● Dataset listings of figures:
☆ ☆ ☆ ☆ ☆

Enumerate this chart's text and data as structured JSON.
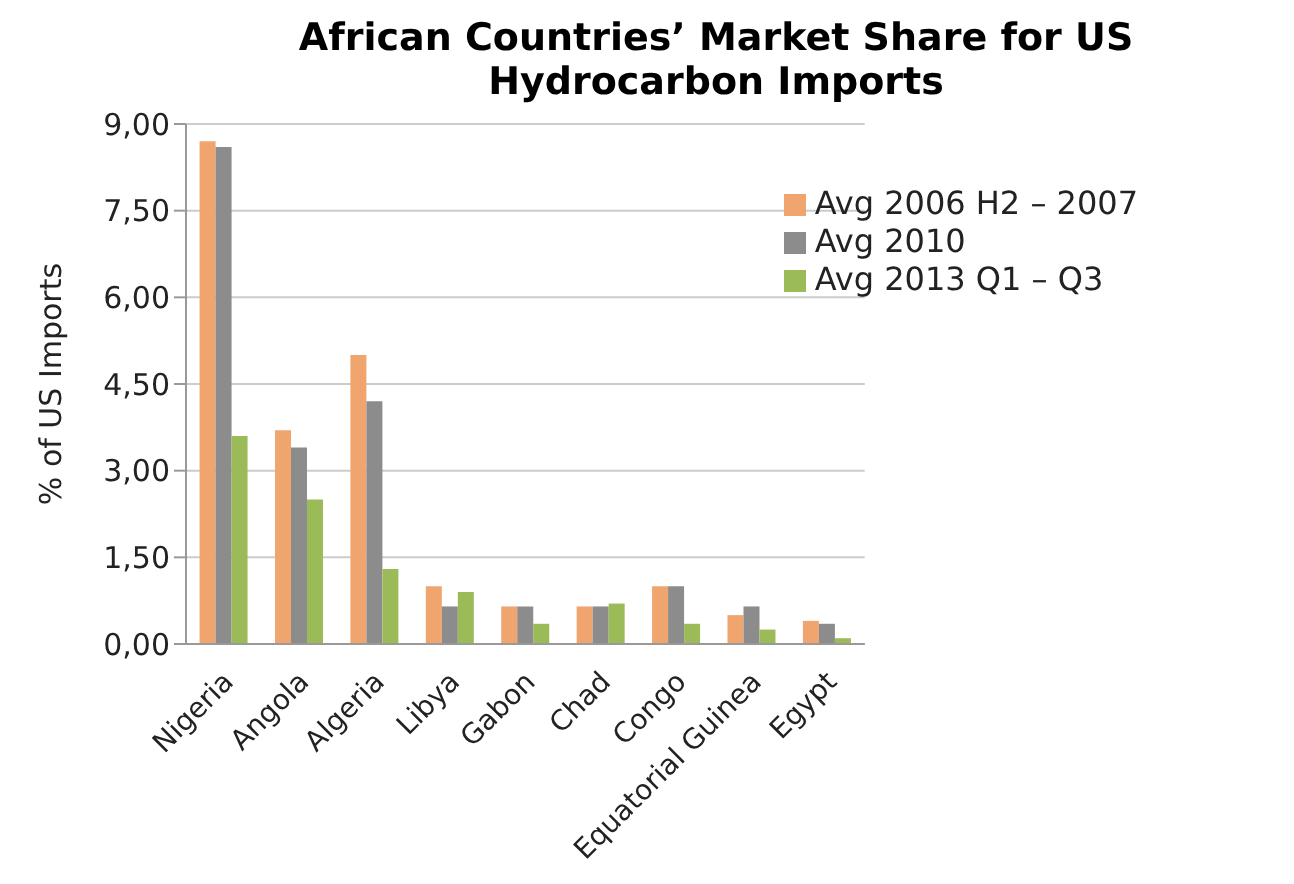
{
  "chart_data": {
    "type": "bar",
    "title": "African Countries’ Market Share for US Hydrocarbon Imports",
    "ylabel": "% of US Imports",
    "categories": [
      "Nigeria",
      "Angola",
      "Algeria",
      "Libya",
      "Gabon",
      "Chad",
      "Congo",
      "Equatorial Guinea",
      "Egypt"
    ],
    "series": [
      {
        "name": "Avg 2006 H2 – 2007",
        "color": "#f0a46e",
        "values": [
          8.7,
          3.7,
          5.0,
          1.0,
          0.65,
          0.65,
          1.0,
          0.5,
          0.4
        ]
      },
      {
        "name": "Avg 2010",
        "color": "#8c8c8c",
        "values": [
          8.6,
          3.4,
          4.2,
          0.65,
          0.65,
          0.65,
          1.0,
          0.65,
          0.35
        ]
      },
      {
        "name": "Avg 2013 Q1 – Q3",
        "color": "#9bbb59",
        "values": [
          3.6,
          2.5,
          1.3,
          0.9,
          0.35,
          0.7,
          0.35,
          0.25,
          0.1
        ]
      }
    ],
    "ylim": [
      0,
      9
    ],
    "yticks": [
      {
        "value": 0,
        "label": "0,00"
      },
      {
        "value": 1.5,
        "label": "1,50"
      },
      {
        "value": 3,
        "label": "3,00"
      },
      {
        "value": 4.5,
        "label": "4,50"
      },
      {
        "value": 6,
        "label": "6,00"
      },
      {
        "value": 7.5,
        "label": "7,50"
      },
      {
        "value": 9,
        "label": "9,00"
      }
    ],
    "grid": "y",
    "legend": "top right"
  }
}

☆ ☆ ☆ ☆ ☆

● Aim: Copy every entry exactly as written. Pictures are excluded.

● Response to this task:
Enumerate this chart's text and data as structured JSON.
{
  "chart_data": {
    "type": "bar",
    "title": "African Countries’ Market Share for US Hydrocarbon Imports",
    "ylabel": "% of US Imports",
    "categories": [
      "Nigeria",
      "Angola",
      "Algeria",
      "Libya",
      "Gabon",
      "Chad",
      "Congo",
      "Equatorial Guinea",
      "Egypt"
    ],
    "series": [
      {
        "name": "Avg 2006 H2 – 2007",
        "color": "#f0a46e",
        "values": [
          8.7,
          3.7,
          5.0,
          1.0,
          0.65,
          0.65,
          1.0,
          0.5,
          0.4
        ]
      },
      {
        "name": "Avg 2010",
        "color": "#8c8c8c",
        "values": [
          8.6,
          3.4,
          4.2,
          0.65,
          0.65,
          0.65,
          1.0,
          0.65,
          0.35
        ]
      },
      {
        "name": "Avg 2013 Q1 – Q3",
        "color": "#9bbb59",
        "values": [
          3.6,
          2.5,
          1.3,
          0.9,
          0.35,
          0.7,
          0.35,
          0.25,
          0.1
        ]
      }
    ],
    "ylim": [
      0,
      9
    ],
    "yticks": [
      {
        "value": 0,
        "label": "0,00"
      },
      {
        "value": 1.5,
        "label": "1,50"
      },
      {
        "value": 3,
        "label": "3,00"
      },
      {
        "value": 4.5,
        "label": "4,50"
      },
      {
        "value": 6,
        "label": "6,00"
      },
      {
        "value": 7.5,
        "label": "7,50"
      },
      {
        "value": 9,
        "label": "9,00"
      }
    ],
    "grid": "y",
    "legend": "top right"
  }
}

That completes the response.